■ **Extracted data entries**
◆ ◆ ◆
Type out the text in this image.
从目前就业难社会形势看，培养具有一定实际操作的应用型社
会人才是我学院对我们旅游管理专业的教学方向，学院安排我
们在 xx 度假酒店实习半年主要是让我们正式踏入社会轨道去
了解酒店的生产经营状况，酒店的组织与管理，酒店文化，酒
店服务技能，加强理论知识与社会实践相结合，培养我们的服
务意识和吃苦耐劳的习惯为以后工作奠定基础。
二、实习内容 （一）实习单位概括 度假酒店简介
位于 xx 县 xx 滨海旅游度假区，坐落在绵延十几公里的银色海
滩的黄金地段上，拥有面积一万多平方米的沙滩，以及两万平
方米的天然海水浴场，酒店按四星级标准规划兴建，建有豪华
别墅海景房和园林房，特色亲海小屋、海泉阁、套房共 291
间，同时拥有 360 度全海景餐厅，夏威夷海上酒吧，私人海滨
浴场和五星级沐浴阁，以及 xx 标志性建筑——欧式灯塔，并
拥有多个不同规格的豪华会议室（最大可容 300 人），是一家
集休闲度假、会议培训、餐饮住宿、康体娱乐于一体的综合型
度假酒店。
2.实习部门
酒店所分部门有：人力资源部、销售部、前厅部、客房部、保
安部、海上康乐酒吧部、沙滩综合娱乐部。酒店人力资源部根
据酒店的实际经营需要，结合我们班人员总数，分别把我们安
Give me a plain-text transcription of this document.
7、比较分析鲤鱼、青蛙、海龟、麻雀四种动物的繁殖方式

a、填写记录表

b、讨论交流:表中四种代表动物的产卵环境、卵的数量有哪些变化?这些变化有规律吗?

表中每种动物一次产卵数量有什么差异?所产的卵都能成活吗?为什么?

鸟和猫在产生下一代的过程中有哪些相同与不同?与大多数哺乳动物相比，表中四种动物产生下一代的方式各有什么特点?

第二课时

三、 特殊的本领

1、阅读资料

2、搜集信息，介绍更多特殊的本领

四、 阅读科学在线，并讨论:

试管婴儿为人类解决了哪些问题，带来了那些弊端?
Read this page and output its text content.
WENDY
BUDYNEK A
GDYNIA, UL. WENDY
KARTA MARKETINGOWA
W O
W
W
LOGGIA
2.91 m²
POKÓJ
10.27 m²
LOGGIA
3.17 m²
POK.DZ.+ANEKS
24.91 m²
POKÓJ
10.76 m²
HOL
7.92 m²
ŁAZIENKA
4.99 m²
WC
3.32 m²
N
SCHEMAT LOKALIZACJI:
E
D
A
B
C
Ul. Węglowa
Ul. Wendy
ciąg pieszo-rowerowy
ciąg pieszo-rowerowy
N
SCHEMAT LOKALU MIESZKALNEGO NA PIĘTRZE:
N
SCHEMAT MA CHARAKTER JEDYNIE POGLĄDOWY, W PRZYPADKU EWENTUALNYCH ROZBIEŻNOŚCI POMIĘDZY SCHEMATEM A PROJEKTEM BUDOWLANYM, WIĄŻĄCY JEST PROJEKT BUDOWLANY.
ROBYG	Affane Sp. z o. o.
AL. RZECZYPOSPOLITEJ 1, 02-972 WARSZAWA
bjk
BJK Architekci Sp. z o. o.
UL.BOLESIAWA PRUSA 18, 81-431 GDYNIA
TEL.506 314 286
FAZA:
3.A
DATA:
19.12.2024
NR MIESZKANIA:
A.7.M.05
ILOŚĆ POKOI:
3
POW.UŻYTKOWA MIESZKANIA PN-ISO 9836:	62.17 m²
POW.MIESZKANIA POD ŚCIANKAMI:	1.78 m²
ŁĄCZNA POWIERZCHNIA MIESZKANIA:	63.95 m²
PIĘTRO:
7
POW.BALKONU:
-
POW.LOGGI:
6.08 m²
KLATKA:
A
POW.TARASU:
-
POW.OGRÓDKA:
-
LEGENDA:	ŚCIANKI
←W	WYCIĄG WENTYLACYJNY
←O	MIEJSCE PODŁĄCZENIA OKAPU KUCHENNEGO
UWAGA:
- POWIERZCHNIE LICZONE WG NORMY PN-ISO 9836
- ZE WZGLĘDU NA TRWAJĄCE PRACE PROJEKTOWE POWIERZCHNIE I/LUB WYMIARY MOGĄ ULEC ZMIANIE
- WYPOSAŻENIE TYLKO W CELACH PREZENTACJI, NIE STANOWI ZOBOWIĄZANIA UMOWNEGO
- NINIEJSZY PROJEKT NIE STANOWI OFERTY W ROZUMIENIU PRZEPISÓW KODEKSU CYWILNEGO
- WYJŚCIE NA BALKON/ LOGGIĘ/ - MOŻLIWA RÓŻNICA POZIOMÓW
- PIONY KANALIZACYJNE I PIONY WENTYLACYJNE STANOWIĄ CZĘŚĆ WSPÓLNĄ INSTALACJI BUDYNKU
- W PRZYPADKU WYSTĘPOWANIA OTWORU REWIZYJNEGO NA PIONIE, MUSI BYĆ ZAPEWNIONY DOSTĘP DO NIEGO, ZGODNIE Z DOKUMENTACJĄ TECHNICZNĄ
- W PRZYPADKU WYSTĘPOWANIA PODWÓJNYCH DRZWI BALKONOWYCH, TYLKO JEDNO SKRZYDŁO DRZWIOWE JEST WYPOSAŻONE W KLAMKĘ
◆ ◆ ◆
■ **WHAT IS REQUIRED**
The records above must be repeated exactly, every one of them.

■ **RESPONSE**
Type out the text in this image.
从目前就业难社会形势看，培养具有一定实际操作的应用型社
会人才是我学院对我们旅游管理专业的教学方向，学院安排我
们在 xx 度假酒店实习半年主要是让我们正式踏入社会轨道去
了解酒店的生产经营状况，酒店的组织与管理，酒店文化，酒
店服务技能，加强理论知识与社会实践相结合，培养我们的服
务意识和吃苦耐劳的习惯为以后工作奠定基础。
二、实习内容 （一）实习单位概括 度假酒店简介
位于 xx 县 xx 滨海旅游度假区，坐落在绵延十几公里的银色海
滩的黄金地段上，拥有面积一万多平方米的沙滩，以及两万平
方米的天然海水浴场，酒店按四星级标准规划兴建，建有豪华
别墅海景房和园林房，特色亲海小屋、海泉阁、套房共 291
间，同时拥有 360 度全海景餐厅，夏威夷海上酒吧，私人海滨
浴场和五星级沐浴阁，以及 xx 标志性建筑——欧式灯塔，并
拥有多个不同规格的豪华会议室（最大可容 300 人），是一家
集休闲度假、会议培训、餐饮住宿、康体娱乐于一体的综合型
度假酒店。
2.实习部门
酒店所分部门有：人力资源部、销售部、前厅部、客房部、保
安部、海上康乐酒吧部、沙滩综合娱乐部。酒店人力资源部根
据酒店的实际经营需要，结合我们班人员总数，分别把我们安
Give me a plain-text transcription of this document.
7、比较分析鲤鱼、青蛙、海龟、麻雀四种动物的繁殖方式

a、填写记录表

b、讨论交流:表中四种代表动物的产卵环境、卵的数量有哪些变化?这些变化有规律吗?

表中每种动物一次产卵数量有什么差异?所产的卵都能成活吗?为什么?

鸟和猫在产生下一代的过程中有哪些相同与不同?与大多数哺乳动物相比，表中四种动物产生下一代的方式各有什么特点?

第二课时

三、 特殊的本领

1、阅读资料

2、搜集信息，介绍更多特殊的本领

四、 阅读科学在线，并讨论:

试管婴儿为人类解决了哪些问题，带来了那些弊端?
Read this page and output its text content.
WENDY
BUDYNEK A
GDYNIA, UL. WENDY
KARTA MARKETINGOWA
W O
W
W
LOGGIA
2.91 m²
POKÓJ
10.27 m²
LOGGIA
3.17 m²
POK.DZ.+ANEKS
24.91 m²
POKÓJ
10.76 m²
HOL
7.92 m²
ŁAZIENKA
4.99 m²
WC
3.32 m²
N
SCHEMAT LOKALIZACJI:
E
D
A
B
C
Ul. Węglowa
Ul. Wendy
ciąg pieszo-rowerowy
ciąg pieszo-rowerowy
N
SCHEMAT LOKALU MIESZKALNEGO NA PIĘTRZE:
N
SCHEMAT MA CHARAKTER JEDYNIE POGLĄDOWY, W PRZYPADKU EWENTUALNYCH ROZBIEŻNOŚCI POMIĘDZY SCHEMATEM A PROJEKTEM BUDOWLANYM, WIĄŻĄCY JEST PROJEKT BUDOWLANY.
ROBYG	Affane Sp. z o. o.
AL. RZECZYPOSPOLITEJ 1, 02-972 WARSZAWA
bjk
BJK Architekci Sp. z o. o.
UL.BOLESIAWA PRUSA 18, 81-431 GDYNIA
TEL.506 314 286
FAZA:
3.A
DATA:
19.12.2024
NR MIESZKANIA:
A.7.M.05
ILOŚĆ POKOI:
3
POW.UŻYTKOWA MIESZKANIA PN-ISO 9836:	62.17 m²
POW.MIESZKANIA POD ŚCIANKAMI:	1.78 m²
ŁĄCZNA POWIERZCHNIA MIESZKANIA:	63.95 m²
PIĘTRO:
7
POW.BALKONU:
-
POW.LOGGI:
6.08 m²
KLATKA:
A
POW.TARASU:
-
POW.OGRÓDKA:
-
LEGENDA:	ŚCIANKI
←W	WYCIĄG WENTYLACYJNY
←O	MIEJSCE PODŁĄCZENIA OKAPU KUCHENNEGO
UWAGA:
- POWIERZCHNIE LICZONE WG NORMY PN-ISO 9836
- ZE WZGLĘDU NA TRWAJĄCE PRACE PROJEKTOWE POWIERZCHNIE I/LUB WYMIARY MOGĄ ULEC ZMIANIE
- WYPOSAŻENIE TYLKO W CELACH PREZENTACJI, NIE STANOWI ZOBOWIĄZANIA UMOWNEGO
- NINIEJSZY PROJEKT NIE STANOWI OFERTY W ROZUMIENIU PRZEPISÓW KODEKSU CYWILNEGO
- WYJŚCIE NA BALKON/ LOGGIĘ/ - MOŻLIWA RÓŻNICA POZIOMÓW
- PIONY KANALIZACYJNE I PIONY WENTYLACYJNE STANOWIĄ CZĘŚĆ WSPÓLNĄ INSTALACJI BUDYNKU
- W PRZYPADKU WYSTĘPOWANIA OTWORU REWIZYJNEGO NA PIONIE, MUSI BYĆ ZAPEWNIONY DOSTĘP DO NIEGO, ZGODNIE Z DOKUMENTACJĄ TECHNICZNĄ
- W PRZYPADKU WYSTĘPOWANIA PODWÓJNYCH DRZWI BALKONOWYCH, TYLKO JEDNO SKRZYDŁO DRZWIOWE JEST WYPOSAŻONE W KLAMKĘ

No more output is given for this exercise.